- [Requirement]: Find the lines that hold "just". Report only how many there are.
+ + +
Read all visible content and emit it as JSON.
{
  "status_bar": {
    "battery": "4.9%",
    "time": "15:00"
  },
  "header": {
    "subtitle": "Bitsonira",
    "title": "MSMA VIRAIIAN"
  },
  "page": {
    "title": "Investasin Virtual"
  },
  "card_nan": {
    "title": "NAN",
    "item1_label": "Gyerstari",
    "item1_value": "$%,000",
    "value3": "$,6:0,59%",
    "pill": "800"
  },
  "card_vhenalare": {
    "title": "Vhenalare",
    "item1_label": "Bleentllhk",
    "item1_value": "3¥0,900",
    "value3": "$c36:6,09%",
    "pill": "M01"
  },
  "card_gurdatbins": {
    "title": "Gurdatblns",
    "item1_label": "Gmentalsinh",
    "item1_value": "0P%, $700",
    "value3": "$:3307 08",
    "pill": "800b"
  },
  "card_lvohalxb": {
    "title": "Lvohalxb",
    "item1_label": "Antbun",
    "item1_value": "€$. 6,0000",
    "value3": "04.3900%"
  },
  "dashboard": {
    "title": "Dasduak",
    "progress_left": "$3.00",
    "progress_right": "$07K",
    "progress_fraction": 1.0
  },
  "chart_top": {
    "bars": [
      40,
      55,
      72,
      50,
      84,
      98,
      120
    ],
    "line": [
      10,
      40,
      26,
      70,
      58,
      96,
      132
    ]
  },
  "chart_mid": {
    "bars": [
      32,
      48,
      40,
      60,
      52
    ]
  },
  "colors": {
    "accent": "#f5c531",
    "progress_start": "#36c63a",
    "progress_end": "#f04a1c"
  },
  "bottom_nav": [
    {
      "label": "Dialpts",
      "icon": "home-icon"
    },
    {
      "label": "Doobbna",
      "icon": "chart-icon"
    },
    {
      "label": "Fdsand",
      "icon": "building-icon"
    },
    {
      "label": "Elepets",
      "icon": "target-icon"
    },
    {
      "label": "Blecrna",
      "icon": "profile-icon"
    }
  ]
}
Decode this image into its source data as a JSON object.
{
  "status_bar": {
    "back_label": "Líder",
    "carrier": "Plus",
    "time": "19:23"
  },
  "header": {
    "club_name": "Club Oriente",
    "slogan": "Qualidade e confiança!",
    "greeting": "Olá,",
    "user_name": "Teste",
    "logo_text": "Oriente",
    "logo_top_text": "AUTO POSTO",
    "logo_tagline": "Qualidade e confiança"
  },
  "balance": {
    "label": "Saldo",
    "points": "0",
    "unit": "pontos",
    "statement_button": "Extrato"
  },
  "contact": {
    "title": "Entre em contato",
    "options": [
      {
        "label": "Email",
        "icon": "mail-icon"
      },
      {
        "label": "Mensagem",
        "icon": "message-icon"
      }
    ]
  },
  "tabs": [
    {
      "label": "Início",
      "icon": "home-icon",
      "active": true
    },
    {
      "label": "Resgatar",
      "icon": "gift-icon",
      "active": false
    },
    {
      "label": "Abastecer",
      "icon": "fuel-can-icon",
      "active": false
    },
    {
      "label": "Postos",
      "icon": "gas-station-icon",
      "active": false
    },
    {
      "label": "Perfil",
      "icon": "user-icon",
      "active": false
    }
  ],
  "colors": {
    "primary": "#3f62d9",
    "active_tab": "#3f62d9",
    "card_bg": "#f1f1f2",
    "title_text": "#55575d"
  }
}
+ + +
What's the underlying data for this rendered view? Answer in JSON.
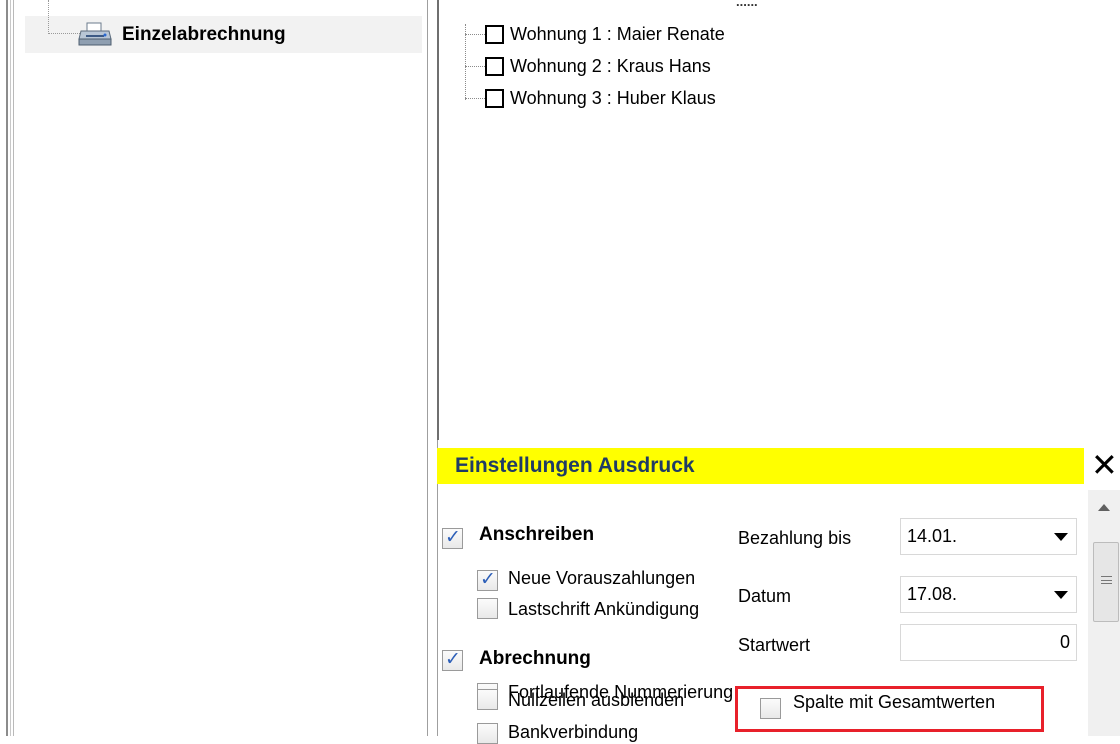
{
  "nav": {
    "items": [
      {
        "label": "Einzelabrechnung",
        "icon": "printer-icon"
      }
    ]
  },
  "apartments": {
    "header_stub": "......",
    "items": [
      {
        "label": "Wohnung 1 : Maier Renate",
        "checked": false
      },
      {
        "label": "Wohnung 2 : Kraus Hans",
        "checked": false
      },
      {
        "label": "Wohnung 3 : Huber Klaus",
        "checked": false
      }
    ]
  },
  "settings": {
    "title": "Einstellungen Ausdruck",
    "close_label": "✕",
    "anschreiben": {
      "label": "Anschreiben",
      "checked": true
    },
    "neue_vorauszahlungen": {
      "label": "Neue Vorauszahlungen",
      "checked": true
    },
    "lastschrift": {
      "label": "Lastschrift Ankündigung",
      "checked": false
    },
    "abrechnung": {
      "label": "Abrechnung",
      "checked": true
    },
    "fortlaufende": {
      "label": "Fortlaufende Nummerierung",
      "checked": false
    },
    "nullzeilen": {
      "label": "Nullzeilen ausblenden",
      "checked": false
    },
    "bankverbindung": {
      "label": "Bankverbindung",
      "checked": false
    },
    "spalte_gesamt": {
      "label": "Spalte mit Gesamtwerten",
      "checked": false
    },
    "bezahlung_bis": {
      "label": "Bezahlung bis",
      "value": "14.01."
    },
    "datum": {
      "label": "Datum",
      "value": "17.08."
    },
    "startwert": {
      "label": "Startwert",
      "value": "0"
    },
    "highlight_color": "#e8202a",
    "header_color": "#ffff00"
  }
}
+ + +
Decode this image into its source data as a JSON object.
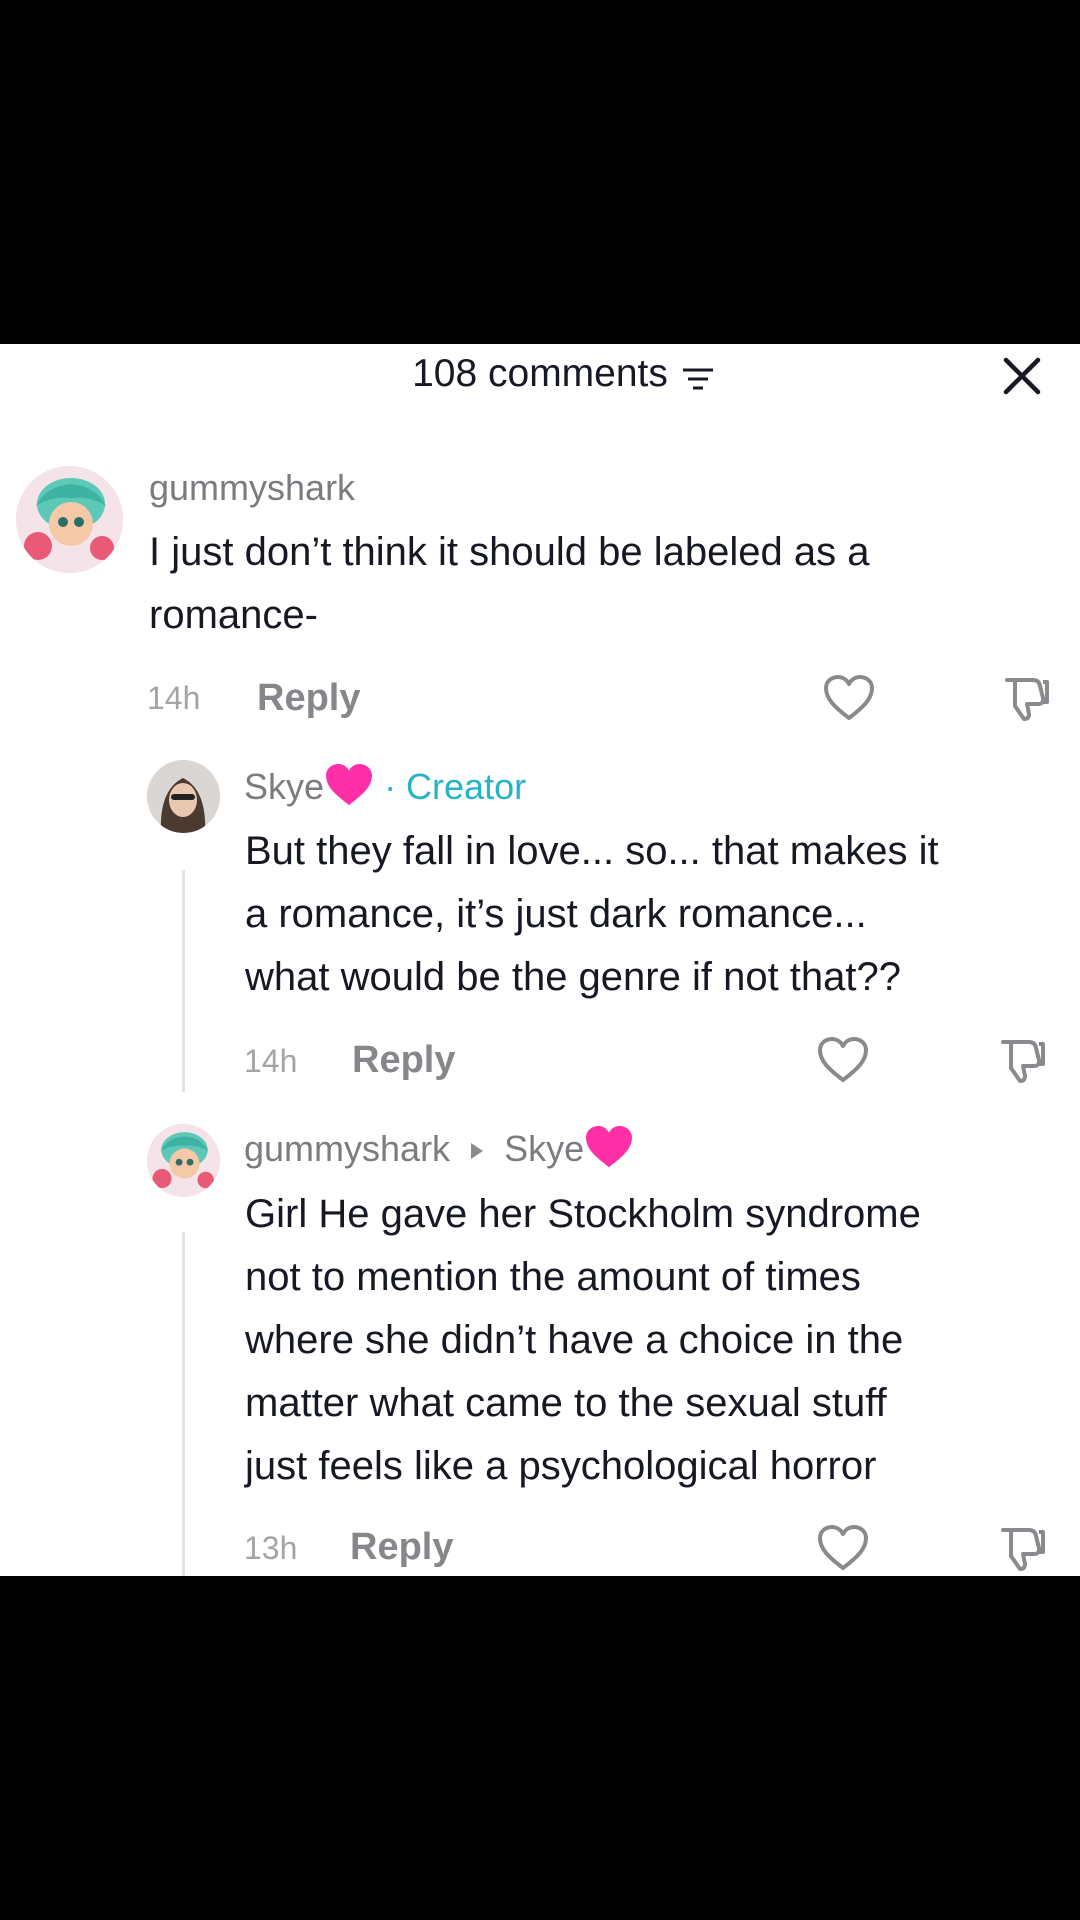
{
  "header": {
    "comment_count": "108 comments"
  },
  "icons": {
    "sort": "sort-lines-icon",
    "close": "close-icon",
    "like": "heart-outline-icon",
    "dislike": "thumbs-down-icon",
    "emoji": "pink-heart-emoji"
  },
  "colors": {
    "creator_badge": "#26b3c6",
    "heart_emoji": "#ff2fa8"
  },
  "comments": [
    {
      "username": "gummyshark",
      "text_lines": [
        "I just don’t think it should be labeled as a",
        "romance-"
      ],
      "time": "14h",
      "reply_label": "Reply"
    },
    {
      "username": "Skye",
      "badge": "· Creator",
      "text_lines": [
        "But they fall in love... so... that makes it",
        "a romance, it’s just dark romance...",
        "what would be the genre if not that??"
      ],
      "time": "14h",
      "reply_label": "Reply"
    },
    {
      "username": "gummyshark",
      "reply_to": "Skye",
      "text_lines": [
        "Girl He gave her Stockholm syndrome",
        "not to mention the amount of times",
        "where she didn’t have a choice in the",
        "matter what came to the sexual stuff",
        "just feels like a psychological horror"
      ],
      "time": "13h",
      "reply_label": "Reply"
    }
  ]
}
+ + +
- [Exercise solution]: 3